* Kutipan Teks
Mentoring dapat dilaksanakan setelah jam sekolah layaknya kegiatan ekstra
kulikuler. Hal yang membedakan dengan kegiatan ekstra kokulikuler seperti
basket, futsal, beladiri dan lain-lain, program mentoring sifanya wajib diikuti
oleh seluruh murid. Alternatif lain, sekolah dapat mengalokasikan waktu
mentoring sebelum pembelajaran formal dilaksanakan pada hari dan waktu
tertentu. Misalnya pada pagi hari saat kondisi murid masih segar dan siap
menerima input ilmu baru dari para mentor.
Dalam program
Mentoring perlu ditekankan penyampaian materi
Pendidikan karakter. Mengutip Penulis buku dan konsultan Pendidikan
Thomas Lickona, yang dimaksud dengan pendidikan karakter yaitu suatu usaha
yang disengaja untuk membantu seseorang sehingga ia dapat memahami,
memperhatikan, dan melakukan nilai-nilai etika yang inti.[7]
Adapun nilai etika inti yang dimaksud, bila diparalelkan dengan kehidupan di
sekolah adalah pengetahuan tentang adab. Murid musti paham bila adab lebih
tinggi dari pada ilmu. Berkah ilmu baru bisa diraih bila murid terlebih dulu
dapat menunjukan sikap empati, hormat, tanggung jawab, dan menghargai pada Guru.
Pendidikan adab
akan membuat murid paham lingkungan, sadar situasi dan mampu menempatkan diri
sebagai seorang pelajar. Dengan adab murid tahu dampak negatif dari bolos
sekolah, mencontek atau merokok karena hal-hal itu melanggar prinsip
kedisiplinan. Dengan adab murid paham konsekuensi bila ia melakukan tawuran
karena hal itu melanggar aturan hukum. Lalu dengan adab pula murid
menyelesaikan perselisihannya dengan guru melalui dialog dan diskusi. Dari sini
diharapkan akan tumbuh nilai-nilai lain seperti ramah, empati, tanggung jawab,
berani, jujur dan lain-lain.
Program
mentoring berbasis Pendidikan karakter seperti disampaikan di atas membutuhkan
dukungan dari berbagai pihak. Pemerintah diharapkan hadir sebagai fasilitator.

* Tugas 1
Jawablah pertanyaan berikut berdasarkan teks tentang program mentoring di atas.
(a) Kapan waktu yang dicontohkan untuk mentoring yang dilaksanakan sebelum pembelajaran formal?
(b) Siapa yang dikutip untuk menjelaskan pengertian pendidikan karakter?
(c) Pemerintah diharapkan hadir sebagai apa dalam program mentoring berbasis pendidikan karakter?

Daftar elemen dan wilayah:
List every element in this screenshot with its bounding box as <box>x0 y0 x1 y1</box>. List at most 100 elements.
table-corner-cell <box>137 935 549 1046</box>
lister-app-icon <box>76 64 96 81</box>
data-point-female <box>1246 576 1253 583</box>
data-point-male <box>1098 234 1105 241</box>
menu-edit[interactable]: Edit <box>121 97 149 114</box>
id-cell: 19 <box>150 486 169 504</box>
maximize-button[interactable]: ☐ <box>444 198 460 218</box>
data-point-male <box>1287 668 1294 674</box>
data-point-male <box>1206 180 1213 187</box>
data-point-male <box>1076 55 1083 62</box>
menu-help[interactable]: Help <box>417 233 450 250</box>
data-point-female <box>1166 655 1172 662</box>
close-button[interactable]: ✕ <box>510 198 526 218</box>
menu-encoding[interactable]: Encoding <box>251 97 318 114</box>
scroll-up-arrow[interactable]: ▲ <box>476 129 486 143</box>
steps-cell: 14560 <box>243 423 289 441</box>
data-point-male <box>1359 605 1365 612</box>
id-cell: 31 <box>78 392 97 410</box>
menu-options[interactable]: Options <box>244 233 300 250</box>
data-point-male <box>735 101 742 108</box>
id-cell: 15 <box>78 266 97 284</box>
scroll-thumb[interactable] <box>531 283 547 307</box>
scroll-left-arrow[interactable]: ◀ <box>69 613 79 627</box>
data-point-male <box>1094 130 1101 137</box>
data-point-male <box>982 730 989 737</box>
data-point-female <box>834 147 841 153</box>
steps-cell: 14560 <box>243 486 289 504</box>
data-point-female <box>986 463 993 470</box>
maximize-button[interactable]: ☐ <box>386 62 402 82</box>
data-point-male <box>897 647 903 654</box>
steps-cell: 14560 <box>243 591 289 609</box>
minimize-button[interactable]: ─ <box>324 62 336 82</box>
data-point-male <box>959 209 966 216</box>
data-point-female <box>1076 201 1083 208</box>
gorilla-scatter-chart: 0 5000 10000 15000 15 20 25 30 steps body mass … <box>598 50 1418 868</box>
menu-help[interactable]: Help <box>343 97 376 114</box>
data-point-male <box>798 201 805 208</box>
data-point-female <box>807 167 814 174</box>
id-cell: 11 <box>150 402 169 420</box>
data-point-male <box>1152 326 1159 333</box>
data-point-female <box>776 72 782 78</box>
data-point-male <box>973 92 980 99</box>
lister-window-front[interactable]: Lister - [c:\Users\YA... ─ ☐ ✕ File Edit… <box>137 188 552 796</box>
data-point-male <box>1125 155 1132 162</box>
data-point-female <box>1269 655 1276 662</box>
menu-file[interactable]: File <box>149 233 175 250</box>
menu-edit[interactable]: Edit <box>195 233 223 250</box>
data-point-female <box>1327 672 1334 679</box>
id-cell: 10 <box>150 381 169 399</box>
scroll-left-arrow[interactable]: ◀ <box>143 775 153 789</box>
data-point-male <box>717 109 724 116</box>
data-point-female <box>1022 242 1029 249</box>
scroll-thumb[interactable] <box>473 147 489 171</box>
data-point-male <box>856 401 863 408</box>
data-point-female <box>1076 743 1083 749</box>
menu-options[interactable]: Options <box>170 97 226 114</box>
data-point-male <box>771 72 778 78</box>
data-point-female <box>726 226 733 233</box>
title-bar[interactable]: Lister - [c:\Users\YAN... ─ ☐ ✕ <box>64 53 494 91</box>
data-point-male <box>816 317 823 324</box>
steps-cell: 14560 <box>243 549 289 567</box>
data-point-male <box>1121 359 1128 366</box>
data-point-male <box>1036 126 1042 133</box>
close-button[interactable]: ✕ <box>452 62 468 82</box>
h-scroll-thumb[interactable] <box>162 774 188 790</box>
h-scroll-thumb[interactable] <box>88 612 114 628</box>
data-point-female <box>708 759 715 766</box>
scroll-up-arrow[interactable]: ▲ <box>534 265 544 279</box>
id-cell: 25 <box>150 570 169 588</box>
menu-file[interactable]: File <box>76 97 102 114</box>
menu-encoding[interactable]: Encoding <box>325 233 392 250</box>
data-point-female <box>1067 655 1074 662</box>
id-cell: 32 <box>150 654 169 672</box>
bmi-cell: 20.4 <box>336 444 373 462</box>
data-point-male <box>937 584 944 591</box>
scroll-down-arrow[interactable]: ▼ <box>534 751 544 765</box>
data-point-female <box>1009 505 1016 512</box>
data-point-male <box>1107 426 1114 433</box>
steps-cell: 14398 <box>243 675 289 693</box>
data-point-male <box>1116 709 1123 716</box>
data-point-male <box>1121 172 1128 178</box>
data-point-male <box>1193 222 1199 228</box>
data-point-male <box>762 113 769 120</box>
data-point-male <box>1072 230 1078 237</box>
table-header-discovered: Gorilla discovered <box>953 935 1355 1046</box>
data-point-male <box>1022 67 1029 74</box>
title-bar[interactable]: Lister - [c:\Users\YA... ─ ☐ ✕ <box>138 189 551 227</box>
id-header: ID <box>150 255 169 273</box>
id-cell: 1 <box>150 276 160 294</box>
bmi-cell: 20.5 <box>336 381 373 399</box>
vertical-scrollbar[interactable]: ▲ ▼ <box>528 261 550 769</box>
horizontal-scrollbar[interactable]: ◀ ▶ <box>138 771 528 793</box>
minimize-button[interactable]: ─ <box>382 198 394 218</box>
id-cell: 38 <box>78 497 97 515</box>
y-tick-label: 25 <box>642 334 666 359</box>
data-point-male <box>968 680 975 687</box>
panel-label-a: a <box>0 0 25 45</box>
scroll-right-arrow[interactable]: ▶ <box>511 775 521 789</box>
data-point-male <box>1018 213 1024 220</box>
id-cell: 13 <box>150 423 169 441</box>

* Tugas 2
Sajikan sebagai daftar JSON berisi string semua baris dalam daftar di atas, mulai dari baris pertama daftar hingga baris yang memuat "data-point-male <box>735 101 742 108</box>", kedua ujungnya termasuk. Tulis satu string untuk setiap baris dan lewati baris kosong.

* Jawaban Lengkap 1
(a) Pada pagi hari, saat kondisi murid masih segar dan siap menerima input ilmu baru dari para mentor.
(b) Thomas Lickona, penulis buku dan konsultan pendidikan.
(c) Sebagai fasilitator.

* Jawaban Lengkap 2
[
  "List every element in this screenshot with its bounding box as <box>x0 y0 x1 y1</box>. List at most 100 elements.",
  "table-corner-cell <box>137 935 549 1046</box>",
  "lister-app-icon <box>76 64 96 81</box>",
  "data-point-female <box>1246 576 1253 583</box>",
  "data-point-male <box>1098 234 1105 241</box>",
  "menu-edit[interactable]: Edit <box>121 97 149 114</box>",
  "id-cell: 19 <box>150 486 169 504</box>",
  "maximize-button[interactable]: ☐ <box>444 198 460 218</box>",
  "data-point-male <box>1287 668 1294 674</box>",
  "data-point-male <box>1206 180 1213 187</box>",
  "data-point-male <box>1076 55 1083 62</box>",
  "menu-help[interactable]: Help <box>417 233 450 250</box>",
  "data-point-female <box>1166 655 1172 662</box>",
  "close-button[interactable]: ✕ <box>510 198 526 218</box>",
  "menu-encoding[interactable]: Encoding <box>251 97 318 114</box>",
  "scroll-up-arrow[interactable]: ▲ <box>476 129 486 143</box>",
  "steps-cell: 14560 <box>243 423 289 441</box>",
  "data-point-male <box>1359 605 1365 612</box>",
  "id-cell: 31 <box>78 392 97 410</box>",
  "menu-options[interactable]: Options <box>244 233 300 250</box>",
  "data-point-male <box>735 101 742 108</box>"
]